> [DIRECTIVE]: Select, from the material below, each line with "recibir" in it.

> [Source records]:
** begin **
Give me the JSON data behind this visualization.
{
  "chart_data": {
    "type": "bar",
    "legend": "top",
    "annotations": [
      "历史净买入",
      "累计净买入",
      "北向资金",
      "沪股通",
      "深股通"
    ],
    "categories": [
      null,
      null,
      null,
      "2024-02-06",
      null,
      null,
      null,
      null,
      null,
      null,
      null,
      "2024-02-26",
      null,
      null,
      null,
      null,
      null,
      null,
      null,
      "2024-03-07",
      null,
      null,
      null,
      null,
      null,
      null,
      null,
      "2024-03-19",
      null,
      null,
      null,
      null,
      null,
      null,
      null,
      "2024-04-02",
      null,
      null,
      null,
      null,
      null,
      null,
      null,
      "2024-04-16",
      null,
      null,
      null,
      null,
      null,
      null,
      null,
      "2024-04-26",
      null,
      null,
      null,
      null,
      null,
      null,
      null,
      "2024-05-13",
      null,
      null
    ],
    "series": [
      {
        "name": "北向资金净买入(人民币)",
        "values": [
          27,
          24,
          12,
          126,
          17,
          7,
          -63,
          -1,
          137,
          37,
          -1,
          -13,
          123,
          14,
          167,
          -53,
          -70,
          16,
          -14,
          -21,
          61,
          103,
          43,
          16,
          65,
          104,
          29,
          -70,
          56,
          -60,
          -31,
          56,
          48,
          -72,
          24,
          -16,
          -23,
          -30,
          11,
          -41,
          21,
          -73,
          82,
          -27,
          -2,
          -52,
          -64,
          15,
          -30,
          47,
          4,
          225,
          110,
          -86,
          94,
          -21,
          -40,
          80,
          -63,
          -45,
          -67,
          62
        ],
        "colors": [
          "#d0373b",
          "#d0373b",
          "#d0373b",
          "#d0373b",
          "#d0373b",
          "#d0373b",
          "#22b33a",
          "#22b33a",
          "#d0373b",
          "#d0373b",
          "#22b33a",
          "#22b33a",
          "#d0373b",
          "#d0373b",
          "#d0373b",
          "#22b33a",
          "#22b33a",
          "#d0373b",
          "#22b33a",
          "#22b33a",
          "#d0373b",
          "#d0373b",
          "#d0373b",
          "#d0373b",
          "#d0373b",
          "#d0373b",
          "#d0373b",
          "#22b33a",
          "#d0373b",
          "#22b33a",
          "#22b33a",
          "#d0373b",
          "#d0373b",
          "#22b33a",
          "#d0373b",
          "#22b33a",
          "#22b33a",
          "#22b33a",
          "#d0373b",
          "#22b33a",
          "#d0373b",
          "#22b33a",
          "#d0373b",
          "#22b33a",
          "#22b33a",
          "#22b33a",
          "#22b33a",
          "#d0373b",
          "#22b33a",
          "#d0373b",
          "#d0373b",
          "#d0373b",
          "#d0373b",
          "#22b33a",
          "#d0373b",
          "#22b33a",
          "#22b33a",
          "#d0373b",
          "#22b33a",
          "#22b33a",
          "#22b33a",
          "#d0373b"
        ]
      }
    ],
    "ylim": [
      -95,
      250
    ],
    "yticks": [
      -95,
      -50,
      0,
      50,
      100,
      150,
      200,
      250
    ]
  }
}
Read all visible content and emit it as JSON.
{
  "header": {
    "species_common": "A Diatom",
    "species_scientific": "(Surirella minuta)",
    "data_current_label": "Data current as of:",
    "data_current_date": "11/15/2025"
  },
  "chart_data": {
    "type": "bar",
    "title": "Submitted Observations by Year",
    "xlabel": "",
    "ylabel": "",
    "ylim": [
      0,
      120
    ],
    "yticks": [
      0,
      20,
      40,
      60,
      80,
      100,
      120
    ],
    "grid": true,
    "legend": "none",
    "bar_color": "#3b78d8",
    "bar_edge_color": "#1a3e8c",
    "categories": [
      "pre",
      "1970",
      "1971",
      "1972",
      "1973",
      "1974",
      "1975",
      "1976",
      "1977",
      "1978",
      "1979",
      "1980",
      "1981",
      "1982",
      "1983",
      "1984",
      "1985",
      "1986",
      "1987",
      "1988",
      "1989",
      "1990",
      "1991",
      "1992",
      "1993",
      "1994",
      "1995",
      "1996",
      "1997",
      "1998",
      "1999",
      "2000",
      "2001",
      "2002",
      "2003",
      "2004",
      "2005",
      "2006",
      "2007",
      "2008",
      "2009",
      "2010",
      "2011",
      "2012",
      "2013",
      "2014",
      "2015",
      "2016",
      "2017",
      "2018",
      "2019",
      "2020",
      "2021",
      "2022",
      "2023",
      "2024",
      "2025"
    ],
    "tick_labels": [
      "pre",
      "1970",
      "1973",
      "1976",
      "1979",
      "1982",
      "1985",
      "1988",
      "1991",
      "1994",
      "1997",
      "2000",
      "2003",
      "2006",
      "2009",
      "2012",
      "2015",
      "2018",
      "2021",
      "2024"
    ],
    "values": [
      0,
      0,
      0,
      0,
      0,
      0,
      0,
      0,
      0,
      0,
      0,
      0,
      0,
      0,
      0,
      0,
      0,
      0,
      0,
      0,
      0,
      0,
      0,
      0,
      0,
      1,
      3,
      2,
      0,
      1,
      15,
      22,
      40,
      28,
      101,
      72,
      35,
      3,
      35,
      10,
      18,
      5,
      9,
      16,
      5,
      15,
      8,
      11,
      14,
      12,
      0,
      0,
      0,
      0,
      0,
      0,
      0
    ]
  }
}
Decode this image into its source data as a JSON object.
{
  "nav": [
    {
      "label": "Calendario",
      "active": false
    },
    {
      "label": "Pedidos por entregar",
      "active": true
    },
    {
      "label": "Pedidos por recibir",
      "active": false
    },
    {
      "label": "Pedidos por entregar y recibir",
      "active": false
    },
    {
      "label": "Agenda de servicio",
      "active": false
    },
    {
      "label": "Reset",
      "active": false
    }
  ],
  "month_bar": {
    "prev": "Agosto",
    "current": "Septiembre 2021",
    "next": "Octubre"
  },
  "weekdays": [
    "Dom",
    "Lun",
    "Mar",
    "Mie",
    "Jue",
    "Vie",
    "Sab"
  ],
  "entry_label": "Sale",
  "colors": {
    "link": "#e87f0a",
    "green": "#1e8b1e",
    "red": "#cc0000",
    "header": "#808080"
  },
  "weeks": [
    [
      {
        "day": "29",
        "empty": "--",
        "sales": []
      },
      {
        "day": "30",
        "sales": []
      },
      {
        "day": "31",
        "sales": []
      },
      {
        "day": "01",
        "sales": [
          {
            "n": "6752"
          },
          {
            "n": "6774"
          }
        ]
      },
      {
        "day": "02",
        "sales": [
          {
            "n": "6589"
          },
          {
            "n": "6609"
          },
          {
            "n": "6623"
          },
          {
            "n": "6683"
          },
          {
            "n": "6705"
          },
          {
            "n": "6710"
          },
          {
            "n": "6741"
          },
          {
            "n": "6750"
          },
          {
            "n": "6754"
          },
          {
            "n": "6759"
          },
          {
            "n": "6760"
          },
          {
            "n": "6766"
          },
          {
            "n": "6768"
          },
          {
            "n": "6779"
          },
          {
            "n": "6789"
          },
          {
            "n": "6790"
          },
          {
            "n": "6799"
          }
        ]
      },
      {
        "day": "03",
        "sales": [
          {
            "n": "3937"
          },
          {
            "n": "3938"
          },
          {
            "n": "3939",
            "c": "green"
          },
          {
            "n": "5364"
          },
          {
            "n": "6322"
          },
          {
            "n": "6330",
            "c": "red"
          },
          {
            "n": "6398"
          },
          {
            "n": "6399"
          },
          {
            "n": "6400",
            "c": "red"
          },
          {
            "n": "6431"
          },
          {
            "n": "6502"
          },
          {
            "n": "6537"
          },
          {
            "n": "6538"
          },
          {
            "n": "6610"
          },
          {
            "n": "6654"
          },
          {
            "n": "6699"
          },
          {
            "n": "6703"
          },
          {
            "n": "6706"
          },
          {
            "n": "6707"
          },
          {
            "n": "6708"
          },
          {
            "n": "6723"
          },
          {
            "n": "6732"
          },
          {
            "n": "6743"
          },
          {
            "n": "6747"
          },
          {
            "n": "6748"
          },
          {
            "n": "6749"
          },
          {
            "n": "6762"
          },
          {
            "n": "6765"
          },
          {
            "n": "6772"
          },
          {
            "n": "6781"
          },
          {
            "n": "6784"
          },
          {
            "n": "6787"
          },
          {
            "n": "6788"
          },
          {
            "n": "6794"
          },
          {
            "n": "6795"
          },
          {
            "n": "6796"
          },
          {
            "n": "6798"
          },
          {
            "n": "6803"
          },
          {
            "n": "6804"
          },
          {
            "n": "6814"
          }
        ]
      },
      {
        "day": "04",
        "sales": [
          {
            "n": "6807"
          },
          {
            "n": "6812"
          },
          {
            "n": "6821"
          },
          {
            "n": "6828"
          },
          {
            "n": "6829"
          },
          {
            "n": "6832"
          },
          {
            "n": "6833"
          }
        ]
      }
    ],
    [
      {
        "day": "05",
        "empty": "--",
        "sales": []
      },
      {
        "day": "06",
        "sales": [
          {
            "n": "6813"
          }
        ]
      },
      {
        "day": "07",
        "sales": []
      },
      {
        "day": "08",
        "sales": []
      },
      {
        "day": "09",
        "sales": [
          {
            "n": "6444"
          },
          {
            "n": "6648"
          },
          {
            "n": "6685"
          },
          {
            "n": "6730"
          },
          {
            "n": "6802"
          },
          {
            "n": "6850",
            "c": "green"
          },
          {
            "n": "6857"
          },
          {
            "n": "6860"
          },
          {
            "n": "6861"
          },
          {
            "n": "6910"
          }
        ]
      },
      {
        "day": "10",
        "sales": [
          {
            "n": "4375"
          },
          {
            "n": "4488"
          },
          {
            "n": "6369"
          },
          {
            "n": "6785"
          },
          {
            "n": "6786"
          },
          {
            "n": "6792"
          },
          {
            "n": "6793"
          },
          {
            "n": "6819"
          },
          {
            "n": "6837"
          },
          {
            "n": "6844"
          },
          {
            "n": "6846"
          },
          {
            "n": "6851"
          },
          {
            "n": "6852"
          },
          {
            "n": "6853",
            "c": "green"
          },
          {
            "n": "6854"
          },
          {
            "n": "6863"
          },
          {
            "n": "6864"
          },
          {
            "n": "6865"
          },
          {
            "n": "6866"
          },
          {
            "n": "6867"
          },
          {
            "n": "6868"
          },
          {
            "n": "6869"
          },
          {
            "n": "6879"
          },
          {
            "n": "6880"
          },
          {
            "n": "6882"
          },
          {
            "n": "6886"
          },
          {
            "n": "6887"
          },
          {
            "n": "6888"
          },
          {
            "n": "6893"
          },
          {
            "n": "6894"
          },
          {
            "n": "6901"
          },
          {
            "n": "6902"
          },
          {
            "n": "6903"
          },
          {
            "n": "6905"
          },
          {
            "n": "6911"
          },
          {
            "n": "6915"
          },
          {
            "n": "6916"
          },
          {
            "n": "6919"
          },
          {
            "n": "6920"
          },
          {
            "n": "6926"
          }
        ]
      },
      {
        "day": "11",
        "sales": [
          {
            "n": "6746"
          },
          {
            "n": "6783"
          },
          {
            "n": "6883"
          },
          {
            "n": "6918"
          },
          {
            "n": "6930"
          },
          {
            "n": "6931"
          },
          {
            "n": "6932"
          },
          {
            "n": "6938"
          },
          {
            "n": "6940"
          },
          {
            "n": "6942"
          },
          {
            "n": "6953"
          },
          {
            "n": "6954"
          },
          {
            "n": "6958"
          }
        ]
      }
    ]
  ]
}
** end **
> [RESULT OF THE EXERCISE]:
      "label": "Pedidos por recibir",
      "label": "Pedidos por entregar y recibir",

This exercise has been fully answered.